§ **Dataset items**

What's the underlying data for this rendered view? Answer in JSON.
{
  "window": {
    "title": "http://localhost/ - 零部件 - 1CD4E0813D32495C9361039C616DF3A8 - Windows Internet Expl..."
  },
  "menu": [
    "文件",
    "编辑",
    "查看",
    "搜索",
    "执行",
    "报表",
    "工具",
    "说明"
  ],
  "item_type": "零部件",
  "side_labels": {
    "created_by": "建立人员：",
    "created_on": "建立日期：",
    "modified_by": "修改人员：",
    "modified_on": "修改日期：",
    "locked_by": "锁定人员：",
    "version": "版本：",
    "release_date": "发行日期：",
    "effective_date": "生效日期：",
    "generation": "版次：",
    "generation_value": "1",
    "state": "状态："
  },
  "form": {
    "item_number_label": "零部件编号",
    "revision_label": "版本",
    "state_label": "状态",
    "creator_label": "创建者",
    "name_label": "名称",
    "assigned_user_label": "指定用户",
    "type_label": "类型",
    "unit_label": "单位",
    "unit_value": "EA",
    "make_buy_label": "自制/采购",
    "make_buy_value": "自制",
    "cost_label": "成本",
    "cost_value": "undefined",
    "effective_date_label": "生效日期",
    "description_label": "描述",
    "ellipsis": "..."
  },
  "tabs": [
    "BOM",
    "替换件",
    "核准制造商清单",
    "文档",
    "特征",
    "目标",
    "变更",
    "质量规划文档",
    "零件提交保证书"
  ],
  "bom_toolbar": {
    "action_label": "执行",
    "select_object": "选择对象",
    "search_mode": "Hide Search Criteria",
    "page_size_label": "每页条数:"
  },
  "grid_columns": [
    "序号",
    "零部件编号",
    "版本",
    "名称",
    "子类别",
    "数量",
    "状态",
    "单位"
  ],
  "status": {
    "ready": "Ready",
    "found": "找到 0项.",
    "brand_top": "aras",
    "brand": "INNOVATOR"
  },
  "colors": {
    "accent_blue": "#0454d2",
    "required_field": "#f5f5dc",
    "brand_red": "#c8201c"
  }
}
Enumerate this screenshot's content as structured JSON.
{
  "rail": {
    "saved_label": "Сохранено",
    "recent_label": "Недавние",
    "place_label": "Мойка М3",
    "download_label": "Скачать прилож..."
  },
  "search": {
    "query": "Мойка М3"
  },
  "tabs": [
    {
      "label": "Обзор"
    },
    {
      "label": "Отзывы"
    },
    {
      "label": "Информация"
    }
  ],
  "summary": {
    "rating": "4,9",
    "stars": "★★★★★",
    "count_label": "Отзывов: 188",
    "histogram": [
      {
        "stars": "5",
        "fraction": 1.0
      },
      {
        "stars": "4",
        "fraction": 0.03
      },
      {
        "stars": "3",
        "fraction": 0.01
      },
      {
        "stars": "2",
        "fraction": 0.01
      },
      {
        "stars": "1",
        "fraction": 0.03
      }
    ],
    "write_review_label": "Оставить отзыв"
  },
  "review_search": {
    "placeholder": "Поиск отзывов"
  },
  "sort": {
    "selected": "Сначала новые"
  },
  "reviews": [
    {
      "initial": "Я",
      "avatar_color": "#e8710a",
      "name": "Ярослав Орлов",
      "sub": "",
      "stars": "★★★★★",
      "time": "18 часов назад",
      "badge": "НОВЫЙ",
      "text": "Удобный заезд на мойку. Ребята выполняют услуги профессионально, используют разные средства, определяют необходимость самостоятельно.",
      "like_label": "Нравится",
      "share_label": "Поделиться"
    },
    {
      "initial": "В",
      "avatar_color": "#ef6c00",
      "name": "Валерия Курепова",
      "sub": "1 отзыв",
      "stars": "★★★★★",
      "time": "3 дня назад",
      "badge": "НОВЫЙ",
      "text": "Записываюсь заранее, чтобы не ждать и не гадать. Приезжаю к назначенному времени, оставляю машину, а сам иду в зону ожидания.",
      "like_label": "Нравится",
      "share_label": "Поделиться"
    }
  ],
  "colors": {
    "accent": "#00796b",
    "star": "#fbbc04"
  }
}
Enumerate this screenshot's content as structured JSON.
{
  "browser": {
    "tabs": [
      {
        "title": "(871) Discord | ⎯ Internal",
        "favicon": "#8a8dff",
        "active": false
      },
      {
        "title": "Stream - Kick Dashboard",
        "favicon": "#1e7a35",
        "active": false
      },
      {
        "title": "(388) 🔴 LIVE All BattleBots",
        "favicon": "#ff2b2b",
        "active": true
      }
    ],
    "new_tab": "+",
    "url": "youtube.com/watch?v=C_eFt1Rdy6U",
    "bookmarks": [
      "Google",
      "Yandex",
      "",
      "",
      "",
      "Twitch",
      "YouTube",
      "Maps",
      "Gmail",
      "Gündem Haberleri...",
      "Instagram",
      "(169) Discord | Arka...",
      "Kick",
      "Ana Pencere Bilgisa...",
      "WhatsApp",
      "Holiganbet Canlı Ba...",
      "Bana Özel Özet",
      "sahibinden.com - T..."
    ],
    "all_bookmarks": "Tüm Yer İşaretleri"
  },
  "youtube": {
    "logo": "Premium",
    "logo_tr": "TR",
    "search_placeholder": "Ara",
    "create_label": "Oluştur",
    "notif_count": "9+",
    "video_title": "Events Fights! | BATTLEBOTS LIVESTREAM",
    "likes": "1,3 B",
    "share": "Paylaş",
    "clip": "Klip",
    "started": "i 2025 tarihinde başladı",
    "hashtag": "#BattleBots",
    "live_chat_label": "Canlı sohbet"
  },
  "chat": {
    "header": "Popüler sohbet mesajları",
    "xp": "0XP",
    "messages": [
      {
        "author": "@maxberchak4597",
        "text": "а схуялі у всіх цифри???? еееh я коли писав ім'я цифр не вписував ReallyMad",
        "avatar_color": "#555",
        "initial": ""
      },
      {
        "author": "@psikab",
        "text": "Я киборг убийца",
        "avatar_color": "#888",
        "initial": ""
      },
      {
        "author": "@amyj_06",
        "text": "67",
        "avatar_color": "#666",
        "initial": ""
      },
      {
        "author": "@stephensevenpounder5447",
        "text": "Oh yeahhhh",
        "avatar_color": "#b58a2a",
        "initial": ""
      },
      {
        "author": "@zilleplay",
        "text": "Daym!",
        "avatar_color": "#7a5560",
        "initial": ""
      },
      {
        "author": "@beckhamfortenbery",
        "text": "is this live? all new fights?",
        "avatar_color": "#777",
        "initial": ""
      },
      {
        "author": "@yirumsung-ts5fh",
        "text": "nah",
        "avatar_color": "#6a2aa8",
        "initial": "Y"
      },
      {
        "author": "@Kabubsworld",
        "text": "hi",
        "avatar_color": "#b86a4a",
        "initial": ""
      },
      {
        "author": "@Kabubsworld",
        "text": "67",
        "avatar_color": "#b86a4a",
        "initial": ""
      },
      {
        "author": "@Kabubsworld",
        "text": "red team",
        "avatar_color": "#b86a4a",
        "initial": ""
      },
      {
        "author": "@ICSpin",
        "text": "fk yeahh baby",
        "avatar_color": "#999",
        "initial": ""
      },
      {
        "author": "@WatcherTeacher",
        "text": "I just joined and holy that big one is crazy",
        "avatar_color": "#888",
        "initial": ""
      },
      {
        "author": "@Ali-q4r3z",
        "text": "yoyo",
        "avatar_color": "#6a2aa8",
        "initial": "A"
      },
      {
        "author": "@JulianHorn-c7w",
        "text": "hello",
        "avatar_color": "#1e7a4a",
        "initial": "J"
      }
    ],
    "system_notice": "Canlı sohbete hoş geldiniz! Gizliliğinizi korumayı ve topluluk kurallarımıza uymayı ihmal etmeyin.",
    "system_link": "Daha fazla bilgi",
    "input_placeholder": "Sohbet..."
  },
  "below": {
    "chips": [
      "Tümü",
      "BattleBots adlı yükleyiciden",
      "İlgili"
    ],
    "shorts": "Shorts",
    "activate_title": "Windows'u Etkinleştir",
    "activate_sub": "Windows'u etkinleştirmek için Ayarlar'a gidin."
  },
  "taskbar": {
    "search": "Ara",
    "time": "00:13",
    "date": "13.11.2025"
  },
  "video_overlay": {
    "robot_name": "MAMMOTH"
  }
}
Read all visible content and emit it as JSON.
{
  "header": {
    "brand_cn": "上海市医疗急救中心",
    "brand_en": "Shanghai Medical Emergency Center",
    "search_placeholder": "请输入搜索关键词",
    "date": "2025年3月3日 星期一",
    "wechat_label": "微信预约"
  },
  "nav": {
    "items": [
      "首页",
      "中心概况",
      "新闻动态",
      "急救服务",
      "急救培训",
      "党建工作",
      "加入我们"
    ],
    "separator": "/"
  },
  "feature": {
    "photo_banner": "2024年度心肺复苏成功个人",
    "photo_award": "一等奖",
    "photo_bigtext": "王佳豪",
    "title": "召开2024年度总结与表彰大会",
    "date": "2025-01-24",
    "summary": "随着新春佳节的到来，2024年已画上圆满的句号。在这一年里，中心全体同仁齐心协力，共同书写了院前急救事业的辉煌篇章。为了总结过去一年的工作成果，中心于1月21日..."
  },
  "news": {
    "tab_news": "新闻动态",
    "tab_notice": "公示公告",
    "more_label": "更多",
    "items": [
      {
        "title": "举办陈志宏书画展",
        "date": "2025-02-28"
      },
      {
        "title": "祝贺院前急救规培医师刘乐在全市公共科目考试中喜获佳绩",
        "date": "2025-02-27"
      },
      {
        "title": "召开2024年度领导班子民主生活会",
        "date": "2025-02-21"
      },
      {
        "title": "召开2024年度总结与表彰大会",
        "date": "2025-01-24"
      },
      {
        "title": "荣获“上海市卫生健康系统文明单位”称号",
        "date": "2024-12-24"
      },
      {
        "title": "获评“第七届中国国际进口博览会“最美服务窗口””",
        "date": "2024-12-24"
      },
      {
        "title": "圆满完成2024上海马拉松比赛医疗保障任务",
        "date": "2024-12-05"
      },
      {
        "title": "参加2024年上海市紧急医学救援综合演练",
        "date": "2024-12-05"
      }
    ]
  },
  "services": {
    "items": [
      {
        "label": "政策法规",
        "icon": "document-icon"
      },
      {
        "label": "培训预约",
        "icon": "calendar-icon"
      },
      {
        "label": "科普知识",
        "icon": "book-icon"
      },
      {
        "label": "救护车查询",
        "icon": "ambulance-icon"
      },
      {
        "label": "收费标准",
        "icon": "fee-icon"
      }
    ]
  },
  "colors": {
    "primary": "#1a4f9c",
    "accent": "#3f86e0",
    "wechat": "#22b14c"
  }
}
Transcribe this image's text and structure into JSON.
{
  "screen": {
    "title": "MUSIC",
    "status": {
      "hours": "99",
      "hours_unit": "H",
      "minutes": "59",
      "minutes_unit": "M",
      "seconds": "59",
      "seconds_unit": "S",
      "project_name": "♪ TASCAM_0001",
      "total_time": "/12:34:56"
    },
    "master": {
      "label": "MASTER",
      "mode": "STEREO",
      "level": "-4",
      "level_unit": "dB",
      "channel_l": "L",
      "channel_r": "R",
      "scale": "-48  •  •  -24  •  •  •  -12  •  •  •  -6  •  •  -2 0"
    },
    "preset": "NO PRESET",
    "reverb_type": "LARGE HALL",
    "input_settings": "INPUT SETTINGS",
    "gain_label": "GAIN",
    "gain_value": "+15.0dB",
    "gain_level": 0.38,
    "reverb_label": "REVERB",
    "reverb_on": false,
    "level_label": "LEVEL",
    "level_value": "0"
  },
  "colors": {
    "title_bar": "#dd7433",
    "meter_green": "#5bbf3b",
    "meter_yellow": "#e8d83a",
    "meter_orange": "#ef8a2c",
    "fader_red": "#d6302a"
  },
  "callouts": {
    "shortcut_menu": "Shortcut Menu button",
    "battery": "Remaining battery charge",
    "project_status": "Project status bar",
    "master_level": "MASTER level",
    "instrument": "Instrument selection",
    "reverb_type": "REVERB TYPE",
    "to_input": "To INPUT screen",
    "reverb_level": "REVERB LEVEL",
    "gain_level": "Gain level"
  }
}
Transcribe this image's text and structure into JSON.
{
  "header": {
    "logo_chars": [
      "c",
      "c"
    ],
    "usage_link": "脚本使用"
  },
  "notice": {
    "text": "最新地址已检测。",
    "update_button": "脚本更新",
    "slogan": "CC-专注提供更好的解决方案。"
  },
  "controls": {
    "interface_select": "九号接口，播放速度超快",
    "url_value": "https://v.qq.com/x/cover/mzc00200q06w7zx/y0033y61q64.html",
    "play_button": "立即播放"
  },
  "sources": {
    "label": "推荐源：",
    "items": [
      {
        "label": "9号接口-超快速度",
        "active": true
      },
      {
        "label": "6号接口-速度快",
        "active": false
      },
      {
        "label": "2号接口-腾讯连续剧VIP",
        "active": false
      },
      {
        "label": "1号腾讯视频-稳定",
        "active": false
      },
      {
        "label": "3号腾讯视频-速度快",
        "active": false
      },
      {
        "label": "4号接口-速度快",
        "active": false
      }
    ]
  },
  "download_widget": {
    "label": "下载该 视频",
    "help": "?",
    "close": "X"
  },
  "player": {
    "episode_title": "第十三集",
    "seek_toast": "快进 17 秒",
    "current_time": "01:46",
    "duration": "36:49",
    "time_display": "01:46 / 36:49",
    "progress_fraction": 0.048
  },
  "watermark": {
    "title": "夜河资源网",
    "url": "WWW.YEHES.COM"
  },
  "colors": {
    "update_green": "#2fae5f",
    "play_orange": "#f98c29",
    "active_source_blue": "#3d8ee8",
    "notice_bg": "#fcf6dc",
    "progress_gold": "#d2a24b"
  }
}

§ **Task details**
Work out the number of lines in this listing that include the word "Windows". Reply with that number only.

§ **Answer to this task**
3